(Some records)

|---|

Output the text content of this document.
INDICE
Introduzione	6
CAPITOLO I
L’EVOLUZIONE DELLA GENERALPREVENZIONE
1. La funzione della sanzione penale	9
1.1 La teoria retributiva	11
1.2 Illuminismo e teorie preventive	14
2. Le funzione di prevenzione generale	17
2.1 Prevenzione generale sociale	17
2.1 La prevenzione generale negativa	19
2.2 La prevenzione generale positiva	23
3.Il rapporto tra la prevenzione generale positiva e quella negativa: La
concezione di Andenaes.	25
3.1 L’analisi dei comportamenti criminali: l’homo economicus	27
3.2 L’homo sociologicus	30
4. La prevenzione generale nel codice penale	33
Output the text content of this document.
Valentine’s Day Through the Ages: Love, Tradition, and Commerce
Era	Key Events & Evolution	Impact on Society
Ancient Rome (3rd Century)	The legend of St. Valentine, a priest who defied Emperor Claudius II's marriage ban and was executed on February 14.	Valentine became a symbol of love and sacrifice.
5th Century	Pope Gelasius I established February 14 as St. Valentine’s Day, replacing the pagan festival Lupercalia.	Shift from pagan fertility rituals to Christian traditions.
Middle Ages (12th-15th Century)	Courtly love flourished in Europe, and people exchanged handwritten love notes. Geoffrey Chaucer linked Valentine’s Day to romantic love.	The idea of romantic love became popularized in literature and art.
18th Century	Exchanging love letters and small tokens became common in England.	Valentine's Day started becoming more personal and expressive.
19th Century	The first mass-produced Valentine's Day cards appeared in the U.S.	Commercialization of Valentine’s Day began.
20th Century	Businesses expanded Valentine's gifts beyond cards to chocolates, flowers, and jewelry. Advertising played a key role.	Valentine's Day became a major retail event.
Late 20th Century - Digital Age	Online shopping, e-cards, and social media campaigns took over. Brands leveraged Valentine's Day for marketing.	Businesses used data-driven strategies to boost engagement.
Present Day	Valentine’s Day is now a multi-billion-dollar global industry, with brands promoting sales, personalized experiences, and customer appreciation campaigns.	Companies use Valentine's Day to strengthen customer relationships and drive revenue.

|---|

**WHAT IS NEEDED:**
Reproduce the material above without altering a single character.

**FINISHED TASK:**
Output the text content of this document.
INDICE
Introduzione	6
CAPITOLO I
L’EVOLUZIONE DELLA GENERALPREVENZIONE
1. La funzione della sanzione penale	9
1.1 La teoria retributiva	11
1.2 Illuminismo e teorie preventive	14
2. Le funzione di prevenzione generale	17
2.1 Prevenzione generale sociale	17
2.1 La prevenzione generale negativa	19
2.2 La prevenzione generale positiva	23
3.Il rapporto tra la prevenzione generale positiva e quella negativa: La
concezione di Andenaes.	25
3.1 L’analisi dei comportamenti criminali: l’homo economicus	27
3.2 L’homo sociologicus	30
4. La prevenzione generale nel codice penale	33
Output the text content of this document.
Valentine’s Day Through the Ages: Love, Tradition, and Commerce
Era	Key Events & Evolution	Impact on Society
Ancient Rome (3rd Century)	The legend of St. Valentine, a priest who defied Emperor Claudius II's marriage ban and was executed on February 14.	Valentine became a symbol of love and sacrifice.
5th Century	Pope Gelasius I established February 14 as St. Valentine’s Day, replacing the pagan festival Lupercalia.	Shift from pagan fertility rituals to Christian traditions.
Middle Ages (12th-15th Century)	Courtly love flourished in Europe, and people exchanged handwritten love notes. Geoffrey Chaucer linked Valentine’s Day to romantic love.	The idea of romantic love became popularized in literature and art.
18th Century	Exchanging love letters and small tokens became common in England.	Valentine's Day started becoming more personal and expressive.
19th Century	The first mass-produced Valentine's Day cards appeared in the U.S.	Commercialization of Valentine’s Day began.
20th Century	Businesses expanded Valentine's gifts beyond cards to chocolates, flowers, and jewelry. Advertising played a key role.	Valentine's Day became a major retail event.
Late 20th Century - Digital Age	Online shopping, e-cards, and social media campaigns took over. Brands leveraged Valentine's Day for marketing.	Businesses used data-driven strategies to boost engagement.
Present Day	Valentine’s Day is now a multi-billion-dollar global industry, with brands promoting sales, personalized experiences, and customer appreciation campaigns.	Companies use Valentine's Day to strengthen customer relationships and drive revenue.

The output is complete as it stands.